Omit the pictures, then reproduce every remaining record exactly.

■ ■ ■

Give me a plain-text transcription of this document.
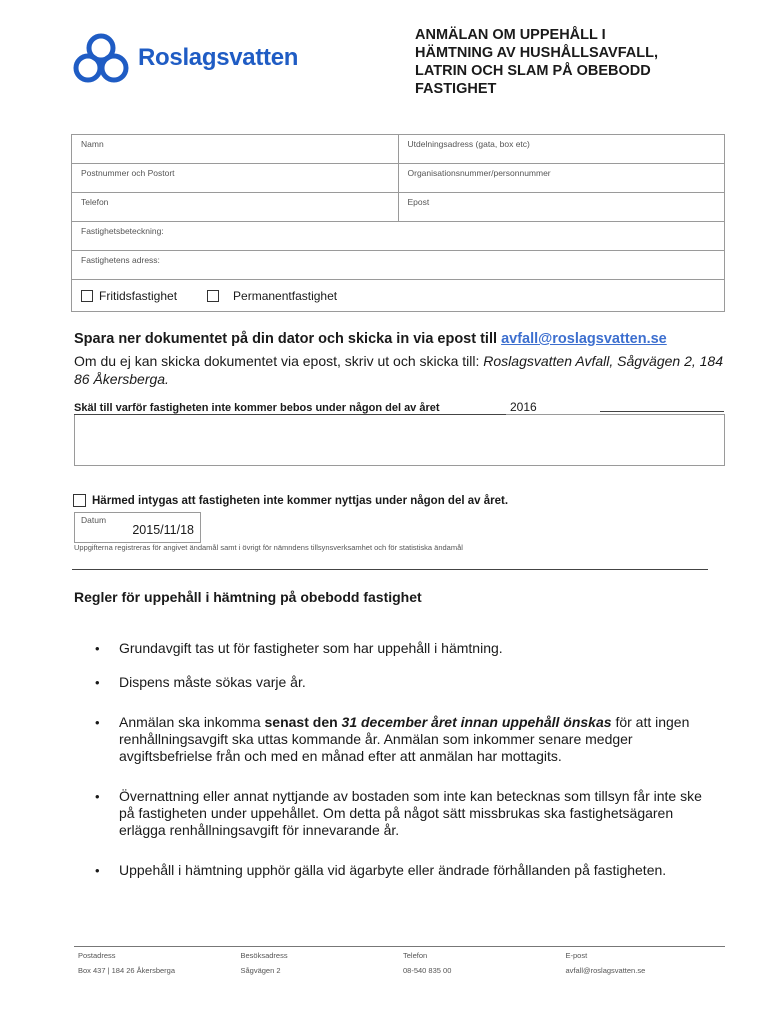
Roslagsvatten
ANMÄLAN OM UPPEHÅLL I
HÄMTNING AV HUSHÅLLSAVFALL,
LATRIN OCH SLAM PÅ OBEBODD
FASTIGHET
Namn	Utdelningsadress (gata, box etc)
Postnummer och Postort	Organisationsnummer/personnummer
Telefon	Epost
Fastighetsbeteckning:
Fastighetens adress:
Fritidsfastighet	Permanentfastighet
Spara ner dokumentet på din dator och skicka in via epost till avfall@roslagsvatten.se
Om du ej kan skicka dokumentet via epost, skriv ut och skicka till: Roslagsvatten Avfall, Sågvägen 2, 184 86 Åkersberga.
Skäl till varför fastigheten inte kommer bebos under någon del av året	2016
Härmed intygas att fastigheten inte kommer nyttjas under någon del av året.
Datum
2015/11/18
Uppgifterna registreras för angivet ändamål samt i övrigt för nämndens tillsynsverksamhet och för statistiska ändamål
Regler för uppehåll i hämtning på obebodd fastighet
• Grundavgift tas ut för fastigheter som har uppehåll i hämtning.
• Dispens måste sökas varje år.
• Anmälan ska inkomma senast den 31 december året innan uppehåll önskas för att ingen renhållningsavgift ska uttas kommande år. Anmälan som inkommer senare medger avgiftsbefrielse från och med en månad efter att anmälan har mottagits.
• Övernattning eller annat nyttjande av bostaden som inte kan betecknas som tillsyn får inte ske på fastigheten under uppehållet. Om detta på något sätt missbrukas ska fastighetsägaren erlägga renhållningsavgift för innevarande år.
• Uppehåll i hämtning upphör gälla vid ägarbyte eller ändrade förhållanden på fastigheten.
Postadress
Box 437 | 184 26 Åkersberga
Besöksadress
Sågvägen 2
Telefon
08-540 835 00
E-post
avfall@roslagsvatten.se
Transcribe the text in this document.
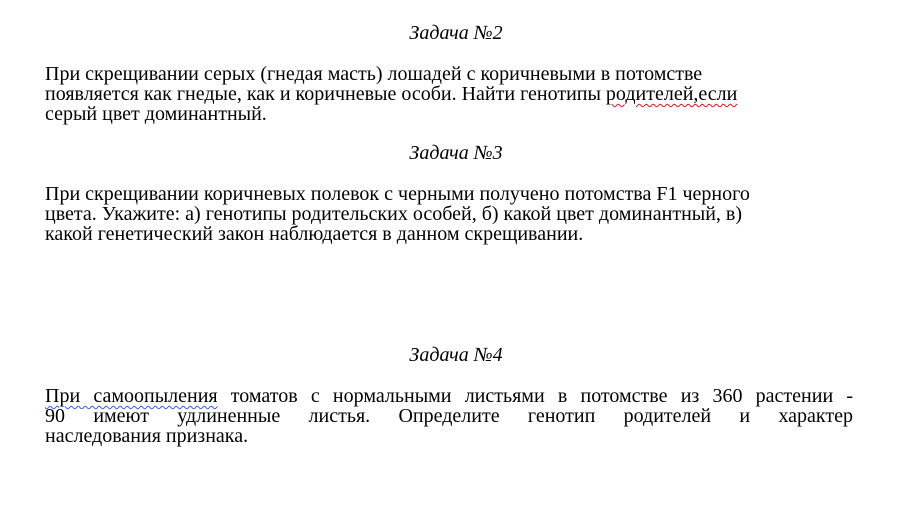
Задача №2

При скрещивании серых (гнедая масть) лошадей с коричневыми в потомстве
появляется как гнедые, как и коричневые особи. Найти генотипы родителей,если
серый цвет доминантный.

Задача №3

При скрещивании коричневых полевок с черными получено потомства F1 черного
цвета. Укажите: а) генотипы родительских особей, б) какой цвет доминантный, в)
какой генетический закон наблюдается в данном скрещивании.

Задача №4

При самоопыления томатов с нормальными листьями в потомстве из 360 растении -
90 имеют удлиненные листья. Определите генотип родителей и характер
наследования признака.
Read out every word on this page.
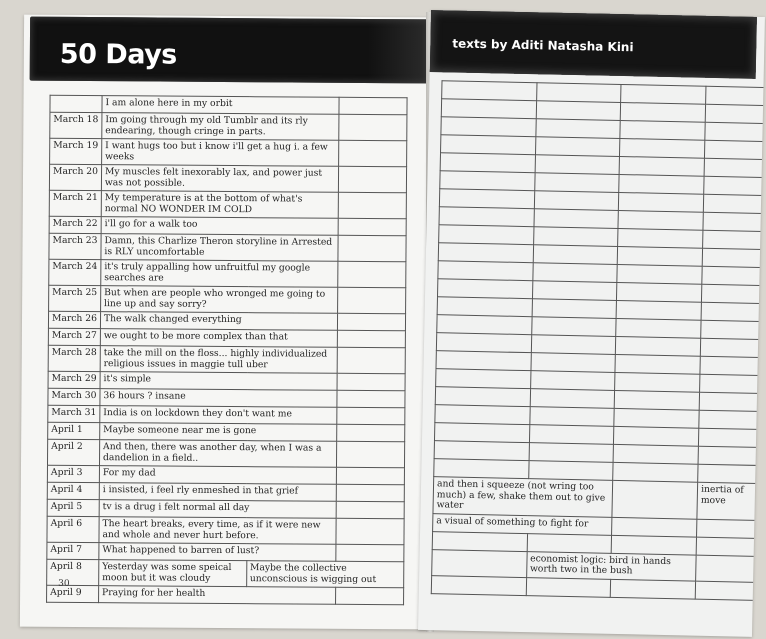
50 Days
	I am alone here in my orbit		
March 18	Im going through my old Tumblr and its rly endearing, though cringe in parts.		
March 19	I want hugs too but i know i'll get a hug i. a few weeks		
March 20	My muscles felt inexorably lax, and power just was not possible.		
March 21	My temperature is at the bottom of what's normal NO WONDER IM COLD		
March 22	i'll go for a walk too		
March 23	Damn, this Charlize Theron storyline in Arrested is RLY uncomfortable		
March 24	it's truly appalling how unfruitful my google searches are		
March 25	But when are people who wronged me going to line up and say sorry?		
March 26	The walk changed everything		
March 27	we ought to be more complex than that		
March 28	take the mill on the floss... highly individualized religious issues in maggie tull uber		
March 29	it's simple		
March 30	36 hours ? insane		
March 31	India is on lockdown they don't want me		
April 1	Maybe someone near me is gone		
April 2	And then, there was another day, when I was a dandelion in a field..		
April 3	For my dad		
April 4	i insisted, i feel rly enmeshed in that grief		
April 5	tv is a drug i felt normal all day		
April 6	The heart breaks, every time, as if it were new and whole and never hurt before.		
April 7	What happened to barren of lust?		
April 8	Yesterday was some speical moon but it was cloudy	Maybe the collective unconscious is wigging out	
April 9	Praying for her health		
30
texts by Aditi Natasha Kini

and then i squeeze (not wring too much) a few, shake them out to give water			inertia of move
a visual of something to fight for			

	economist logic: bird in hands worth two in the bush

■ ■ ■

Response =
Give me a plain-text transcription of this document.
Roslagsvatten
ANMÄLAN OM UPPEHÅLL I
HÄMTNING AV HUSHÅLLSAVFALL,
LATRIN OCH SLAM PÅ OBEBODD
FASTIGHET
Namn	Utdelningsadress (gata, box etc)
Postnummer och Postort	Organisationsnummer/personnummer
Telefon	Epost
Fastighetsbeteckning:
Fastighetens adress:
Fritidsfastighet	Permanentfastighet
Spara ner dokumentet på din dator och skicka in via epost till avfall@roslagsvatten.se
Om du ej kan skicka dokumentet via epost, skriv ut och skicka till: Roslagsvatten Avfall, Sågvägen 2, 184 86 Åkersberga.
Skäl till varför fastigheten inte kommer bebos under någon del av året	2016
Härmed intygas att fastigheten inte kommer nyttjas under någon del av året.
Datum
2015/11/18
Uppgifterna registreras för angivet ändamål samt i övrigt för nämndens tillsynsverksamhet och för statistiska ändamål
Regler för uppehåll i hämtning på obebodd fastighet
• Grundavgift tas ut för fastigheter som har uppehåll i hämtning.
• Dispens måste sökas varje år.
• Anmälan ska inkomma senast den 31 december året innan uppehåll önskas för att ingen renhållningsavgift ska uttas kommande år. Anmälan som inkommer senare medger avgiftsbefrielse från och med en månad efter att anmälan har mottagits.
• Övernattning eller annat nyttjande av bostaden som inte kan betecknas som tillsyn får inte ske på fastigheten under uppehållet. Om detta på något sätt missbrukas ska fastighetsägaren erlägga renhållningsavgift för innevarande år.
• Uppehåll i hämtning upphör gälla vid ägarbyte eller ändrade förhållanden på fastigheten.
Postadress
Box 437 | 184 26 Åkersberga
Besöksadress
Sågvägen 2
Telefon
08-540 835 00
E-post
avfall@roslagsvatten.se
Transcribe the text in this document.
Задача №2

При скрещивании серых (гнедая масть) лошадей с коричневыми в потомстве
появляется как гнедые, как и коричневые особи. Найти генотипы родителей,если
серый цвет доминантный.

Задача №3

При скрещивании коричневых полевок с черными получено потомства F1 черного
цвета. Укажите: а) генотипы родительских особей, б) какой цвет доминантный, в)
какой генетический закон наблюдается в данном скрещивании.

Задача №4

При самоопыления томатов с нормальными листьями в потомстве из 360 растении -
90 имеют удлиненные листья. Определите генотип родителей и характер
наследования признака.
Read out every word on this page.
50 Days
	I am alone here in my orbit		
March 18	Im going through my old Tumblr and its rly endearing, though cringe in parts.		
March 19	I want hugs too but i know i'll get a hug i. a few weeks		
March 20	My muscles felt inexorably lax, and power just was not possible.		
March 21	My temperature is at the bottom of what's normal NO WONDER IM COLD		
March 22	i'll go for a walk too		
March 23	Damn, this Charlize Theron storyline in Arrested is RLY uncomfortable		
March 24	it's truly appalling how unfruitful my google searches are		
March 25	But when are people who wronged me going to line up and say sorry?		
March 26	The walk changed everything		
March 27	we ought to be more complex than that		
March 28	take the mill on the floss... highly individualized religious issues in maggie tull uber		
March 29	it's simple		
March 30	36 hours ? insane		
March 31	India is on lockdown they don't want me		
April 1	Maybe someone near me is gone		
April 2	And then, there was another day, when I was a dandelion in a field..		
April 3	For my dad		
April 4	i insisted, i feel rly enmeshed in that grief		
April 5	tv is a drug i felt normal all day		
April 6	The heart breaks, every time, as if it were new and whole and never hurt before.		
April 7	What happened to barren of lust?		
April 8	Yesterday was some speical moon but it was cloudy	Maybe the collective unconscious is wigging out	
April 9	Praying for her health		
30
texts by Aditi Natasha Kini

and then i squeeze (not wring too much) a few, shake them out to give water			inertia of move
a visual of something to fight for			

	economist logic: bird in hands worth two in the bush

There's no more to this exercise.